## [Image records of document pages]
********************

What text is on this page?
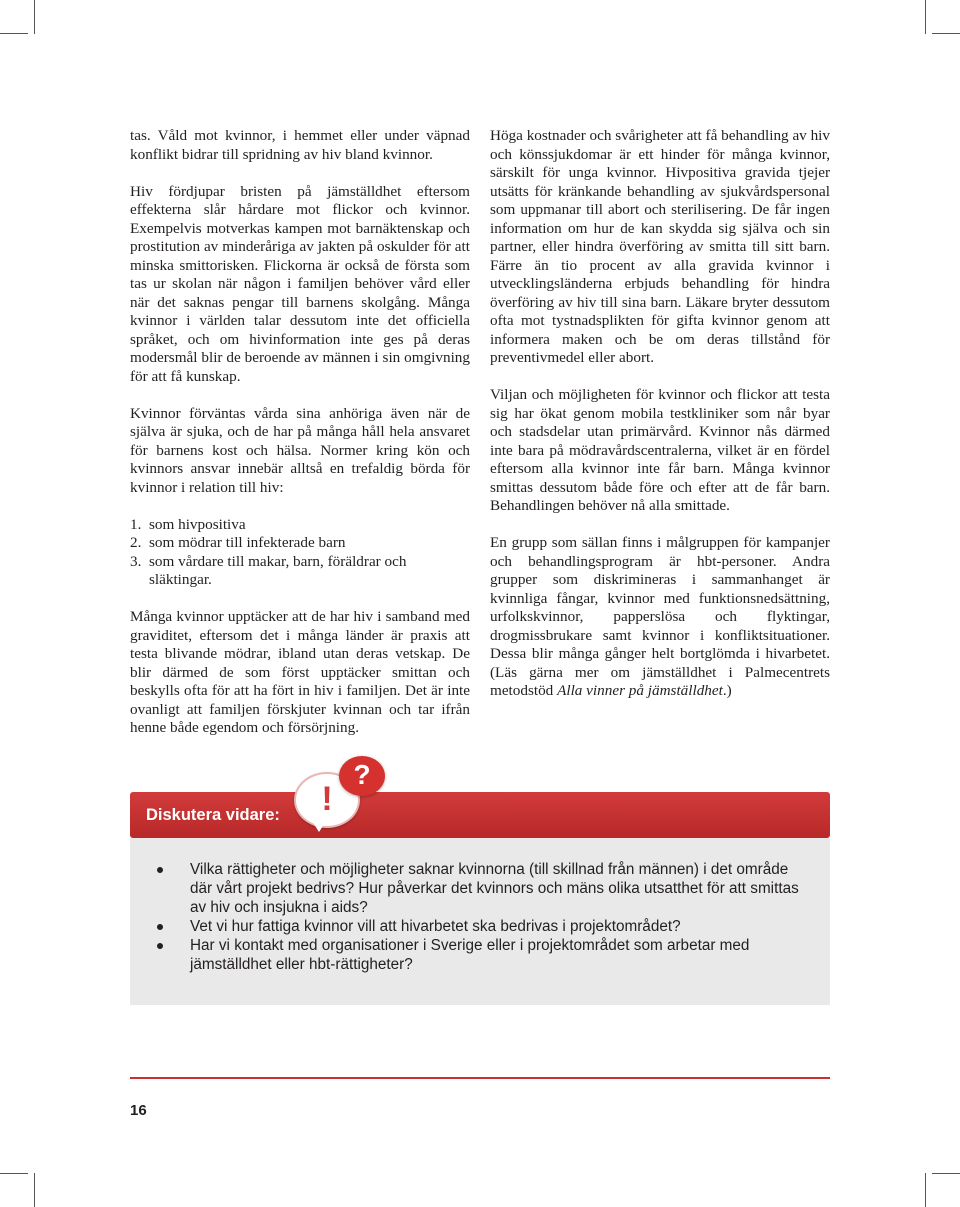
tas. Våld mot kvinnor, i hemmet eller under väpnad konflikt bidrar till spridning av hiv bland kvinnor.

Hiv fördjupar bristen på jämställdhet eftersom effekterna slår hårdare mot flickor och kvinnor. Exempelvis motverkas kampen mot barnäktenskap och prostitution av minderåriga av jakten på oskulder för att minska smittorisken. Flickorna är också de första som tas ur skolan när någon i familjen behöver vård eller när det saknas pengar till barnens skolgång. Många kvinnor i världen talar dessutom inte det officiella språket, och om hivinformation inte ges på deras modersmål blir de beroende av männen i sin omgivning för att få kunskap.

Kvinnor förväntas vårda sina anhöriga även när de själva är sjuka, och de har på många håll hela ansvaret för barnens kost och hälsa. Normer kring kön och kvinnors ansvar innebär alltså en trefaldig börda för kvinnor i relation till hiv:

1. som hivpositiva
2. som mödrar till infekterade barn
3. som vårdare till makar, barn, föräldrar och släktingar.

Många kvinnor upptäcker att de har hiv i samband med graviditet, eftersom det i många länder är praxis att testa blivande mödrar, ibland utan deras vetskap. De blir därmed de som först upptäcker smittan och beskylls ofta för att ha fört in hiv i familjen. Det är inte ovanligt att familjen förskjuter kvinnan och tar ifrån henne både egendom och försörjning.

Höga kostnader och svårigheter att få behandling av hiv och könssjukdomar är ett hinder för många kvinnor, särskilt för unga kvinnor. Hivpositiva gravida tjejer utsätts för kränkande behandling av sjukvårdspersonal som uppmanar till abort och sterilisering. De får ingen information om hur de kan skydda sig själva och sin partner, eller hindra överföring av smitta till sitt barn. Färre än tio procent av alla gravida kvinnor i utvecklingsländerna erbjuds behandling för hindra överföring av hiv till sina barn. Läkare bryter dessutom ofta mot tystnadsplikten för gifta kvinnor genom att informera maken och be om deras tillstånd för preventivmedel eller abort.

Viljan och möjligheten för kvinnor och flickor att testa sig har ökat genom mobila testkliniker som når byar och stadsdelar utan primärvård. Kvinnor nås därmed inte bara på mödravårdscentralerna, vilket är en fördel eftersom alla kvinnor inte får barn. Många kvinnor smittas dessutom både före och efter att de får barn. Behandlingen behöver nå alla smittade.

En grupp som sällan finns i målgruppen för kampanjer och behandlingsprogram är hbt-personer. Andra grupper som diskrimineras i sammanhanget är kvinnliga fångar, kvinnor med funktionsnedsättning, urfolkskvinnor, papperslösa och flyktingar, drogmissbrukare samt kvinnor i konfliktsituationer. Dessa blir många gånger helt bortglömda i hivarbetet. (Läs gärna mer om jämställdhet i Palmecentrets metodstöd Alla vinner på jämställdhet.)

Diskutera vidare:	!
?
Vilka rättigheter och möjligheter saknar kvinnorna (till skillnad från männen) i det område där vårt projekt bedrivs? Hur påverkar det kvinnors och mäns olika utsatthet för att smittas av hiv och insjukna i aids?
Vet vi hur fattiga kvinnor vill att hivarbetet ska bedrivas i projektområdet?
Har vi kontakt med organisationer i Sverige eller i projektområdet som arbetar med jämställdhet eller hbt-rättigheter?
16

********************

## [WHAT IS REQUIRED]
Return all the entries word for word, but omit any pictures they contain.

## [FINAL ANSWER]
What text is on this page?
tas. Våld mot kvinnor, i hemmet eller under väpnad konflikt bidrar till spridning av hiv bland kvinnor.

Hiv fördjupar bristen på jämställdhet eftersom effekterna slår hårdare mot flickor och kvinnor. Exempelvis motverkas kampen mot barnäktenskap och prostitution av minderåriga av jakten på oskulder för att minska smittorisken. Flickorna är också de första som tas ur skolan när någon i familjen behöver vård eller när det saknas pengar till barnens skolgång. Många kvinnor i världen talar dessutom inte det officiella språket, och om hivinformation inte ges på deras modersmål blir de beroende av männen i sin omgivning för att få kunskap.

Kvinnor förväntas vårda sina anhöriga även när de själva är sjuka, och de har på många håll hela ansvaret för barnens kost och hälsa. Normer kring kön och kvinnors ansvar innebär alltså en trefaldig börda för kvinnor i relation till hiv:

1. som hivpositiva
2. som mödrar till infekterade barn
3. som vårdare till makar, barn, föräldrar och släktingar.

Många kvinnor upptäcker att de har hiv i samband med graviditet, eftersom det i många länder är praxis att testa blivande mödrar, ibland utan deras vetskap. De blir därmed de som först upptäcker smittan och beskylls ofta för att ha fört in hiv i familjen. Det är inte ovanligt att familjen förskjuter kvinnan och tar ifrån henne både egendom och försörjning.

Höga kostnader och svårigheter att få behandling av hiv och könssjukdomar är ett hinder för många kvinnor, särskilt för unga kvinnor. Hivpositiva gravida tjejer utsätts för kränkande behandling av sjukvårdspersonal som uppmanar till abort och sterilisering. De får ingen information om hur de kan skydda sig själva och sin partner, eller hindra överföring av smitta till sitt barn. Färre än tio procent av alla gravida kvinnor i utvecklingsländerna erbjuds behandling för hindra överföring av hiv till sina barn. Läkare bryter dessutom ofta mot tystnadsplikten för gifta kvinnor genom att informera maken och be om deras tillstånd för preventivmedel eller abort.

Viljan och möjligheten för kvinnor och flickor att testa sig har ökat genom mobila testkliniker som når byar och stadsdelar utan primärvård. Kvinnor nås därmed inte bara på mödravårdscentralerna, vilket är en fördel eftersom alla kvinnor inte får barn. Många kvinnor smittas dessutom både före och efter att de får barn. Behandlingen behöver nå alla smittade.

En grupp som sällan finns i målgruppen för kampanjer och behandlingsprogram är hbt-personer. Andra grupper som diskrimineras i sammanhanget är kvinnliga fångar, kvinnor med funktionsnedsättning, urfolkskvinnor, papperslösa och flyktingar, drogmissbrukare samt kvinnor i konfliktsituationer. Dessa blir många gånger helt bortglömda i hivarbetet. (Läs gärna mer om jämställdhet i Palmecentrets metodstöd Alla vinner på jämställdhet.)

Diskutera vidare:	!
?
Vilka rättigheter och möjligheter saknar kvinnorna (till skillnad från männen) i det område där vårt projekt bedrivs? Hur påverkar det kvinnors och mäns olika utsatthet för att smittas av hiv och insjukna i aids?
Vet vi hur fattiga kvinnor vill att hivarbetet ska bedrivas i projektområdet?
Har vi kontakt med organisationer i Sverige eller i projektområdet som arbetar med jämställdhet eller hbt-rättigheter?
16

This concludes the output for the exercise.